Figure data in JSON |
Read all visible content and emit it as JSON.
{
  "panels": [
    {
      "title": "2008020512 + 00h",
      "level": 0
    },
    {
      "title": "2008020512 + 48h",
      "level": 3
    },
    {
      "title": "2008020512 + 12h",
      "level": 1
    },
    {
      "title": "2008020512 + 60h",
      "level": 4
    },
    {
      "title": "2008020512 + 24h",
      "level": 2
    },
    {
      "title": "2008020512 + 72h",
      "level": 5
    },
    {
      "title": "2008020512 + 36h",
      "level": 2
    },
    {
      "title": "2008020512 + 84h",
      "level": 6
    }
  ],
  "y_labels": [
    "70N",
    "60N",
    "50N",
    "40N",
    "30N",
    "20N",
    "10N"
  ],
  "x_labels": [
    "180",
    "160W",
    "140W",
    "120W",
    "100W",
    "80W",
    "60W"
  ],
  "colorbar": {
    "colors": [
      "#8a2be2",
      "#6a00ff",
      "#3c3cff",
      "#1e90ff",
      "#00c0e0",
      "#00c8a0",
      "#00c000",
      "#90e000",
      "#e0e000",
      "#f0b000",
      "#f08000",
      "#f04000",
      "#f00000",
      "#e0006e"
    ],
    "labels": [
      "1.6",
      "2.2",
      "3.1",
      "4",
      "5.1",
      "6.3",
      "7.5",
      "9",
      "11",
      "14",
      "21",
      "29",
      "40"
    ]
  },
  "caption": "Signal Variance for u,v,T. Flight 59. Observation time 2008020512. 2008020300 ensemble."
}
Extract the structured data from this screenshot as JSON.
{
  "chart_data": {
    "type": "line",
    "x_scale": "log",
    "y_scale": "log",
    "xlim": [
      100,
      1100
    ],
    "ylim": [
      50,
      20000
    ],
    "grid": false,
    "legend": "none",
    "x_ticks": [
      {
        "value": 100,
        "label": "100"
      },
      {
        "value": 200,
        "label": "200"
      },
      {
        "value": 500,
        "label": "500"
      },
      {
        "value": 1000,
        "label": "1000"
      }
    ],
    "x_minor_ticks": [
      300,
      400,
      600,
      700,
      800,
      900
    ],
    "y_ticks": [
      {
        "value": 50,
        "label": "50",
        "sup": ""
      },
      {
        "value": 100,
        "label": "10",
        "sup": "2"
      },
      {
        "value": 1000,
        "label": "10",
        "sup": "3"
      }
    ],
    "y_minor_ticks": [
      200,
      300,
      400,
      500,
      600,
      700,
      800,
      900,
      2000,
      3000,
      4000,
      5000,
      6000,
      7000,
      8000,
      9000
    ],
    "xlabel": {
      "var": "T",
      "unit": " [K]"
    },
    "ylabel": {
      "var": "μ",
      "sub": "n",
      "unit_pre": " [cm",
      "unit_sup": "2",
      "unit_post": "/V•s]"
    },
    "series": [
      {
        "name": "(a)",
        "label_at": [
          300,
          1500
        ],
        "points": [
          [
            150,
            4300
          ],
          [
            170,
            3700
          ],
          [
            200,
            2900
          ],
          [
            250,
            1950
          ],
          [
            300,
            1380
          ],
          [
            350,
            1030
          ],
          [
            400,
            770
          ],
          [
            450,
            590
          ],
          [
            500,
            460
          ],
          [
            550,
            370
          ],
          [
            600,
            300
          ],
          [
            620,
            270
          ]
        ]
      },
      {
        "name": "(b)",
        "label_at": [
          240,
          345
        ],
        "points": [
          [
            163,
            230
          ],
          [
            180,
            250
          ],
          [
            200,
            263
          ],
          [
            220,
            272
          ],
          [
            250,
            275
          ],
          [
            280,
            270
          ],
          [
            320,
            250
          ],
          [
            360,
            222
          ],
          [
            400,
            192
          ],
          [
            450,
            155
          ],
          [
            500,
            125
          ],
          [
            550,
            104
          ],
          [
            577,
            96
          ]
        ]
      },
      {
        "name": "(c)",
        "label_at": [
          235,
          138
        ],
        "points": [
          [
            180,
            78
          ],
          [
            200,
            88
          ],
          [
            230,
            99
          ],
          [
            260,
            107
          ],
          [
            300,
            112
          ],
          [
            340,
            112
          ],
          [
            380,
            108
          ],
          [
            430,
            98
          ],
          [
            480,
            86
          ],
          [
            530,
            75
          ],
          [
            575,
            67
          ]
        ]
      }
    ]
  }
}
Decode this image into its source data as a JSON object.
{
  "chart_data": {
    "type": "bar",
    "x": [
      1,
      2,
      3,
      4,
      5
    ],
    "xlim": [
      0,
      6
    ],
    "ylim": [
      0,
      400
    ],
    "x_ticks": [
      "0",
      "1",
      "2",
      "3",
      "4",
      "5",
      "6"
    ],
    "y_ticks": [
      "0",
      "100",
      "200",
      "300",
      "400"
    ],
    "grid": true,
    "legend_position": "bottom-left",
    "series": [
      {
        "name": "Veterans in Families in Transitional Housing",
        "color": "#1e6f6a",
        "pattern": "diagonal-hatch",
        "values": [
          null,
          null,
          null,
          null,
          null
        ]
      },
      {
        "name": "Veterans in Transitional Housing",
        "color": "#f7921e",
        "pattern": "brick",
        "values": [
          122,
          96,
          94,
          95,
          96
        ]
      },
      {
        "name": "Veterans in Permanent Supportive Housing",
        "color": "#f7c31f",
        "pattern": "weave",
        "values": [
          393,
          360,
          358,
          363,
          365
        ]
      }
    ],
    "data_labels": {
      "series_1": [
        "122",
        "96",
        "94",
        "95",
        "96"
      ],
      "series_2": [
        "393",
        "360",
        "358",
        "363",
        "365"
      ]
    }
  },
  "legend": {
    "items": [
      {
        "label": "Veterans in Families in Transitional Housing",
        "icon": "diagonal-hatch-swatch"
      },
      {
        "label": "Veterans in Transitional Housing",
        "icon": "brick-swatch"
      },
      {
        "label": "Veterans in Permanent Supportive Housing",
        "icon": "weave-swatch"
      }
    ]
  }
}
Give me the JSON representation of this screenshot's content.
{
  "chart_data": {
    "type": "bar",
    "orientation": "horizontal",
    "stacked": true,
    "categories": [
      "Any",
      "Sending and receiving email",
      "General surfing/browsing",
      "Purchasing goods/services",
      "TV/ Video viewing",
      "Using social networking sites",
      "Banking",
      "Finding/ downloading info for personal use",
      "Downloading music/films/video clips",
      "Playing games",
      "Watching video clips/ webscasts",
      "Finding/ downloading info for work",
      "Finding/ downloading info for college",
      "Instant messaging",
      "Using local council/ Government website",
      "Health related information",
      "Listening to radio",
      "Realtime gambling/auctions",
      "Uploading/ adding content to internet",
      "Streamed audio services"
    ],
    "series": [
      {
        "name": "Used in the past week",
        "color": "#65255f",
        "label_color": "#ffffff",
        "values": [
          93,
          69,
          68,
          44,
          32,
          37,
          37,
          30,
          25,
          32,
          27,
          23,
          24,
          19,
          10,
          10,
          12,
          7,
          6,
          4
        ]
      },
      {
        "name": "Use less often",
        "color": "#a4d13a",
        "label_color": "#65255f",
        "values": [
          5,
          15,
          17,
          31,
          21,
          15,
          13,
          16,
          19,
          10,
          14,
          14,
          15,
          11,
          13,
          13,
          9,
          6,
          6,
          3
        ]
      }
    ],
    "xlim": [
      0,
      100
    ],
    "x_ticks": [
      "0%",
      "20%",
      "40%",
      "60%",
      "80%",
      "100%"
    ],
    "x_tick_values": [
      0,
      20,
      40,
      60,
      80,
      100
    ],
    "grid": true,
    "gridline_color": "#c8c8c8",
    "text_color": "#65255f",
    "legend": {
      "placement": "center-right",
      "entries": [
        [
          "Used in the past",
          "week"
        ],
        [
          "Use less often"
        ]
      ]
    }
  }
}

Directive |
From the listing above, copy out each line where the word "swatch" appears.

Exercise answer |
        "icon": "diagonal-hatch-swatch"
        "icon": "brick-swatch"
        "icon": "weave-swatch"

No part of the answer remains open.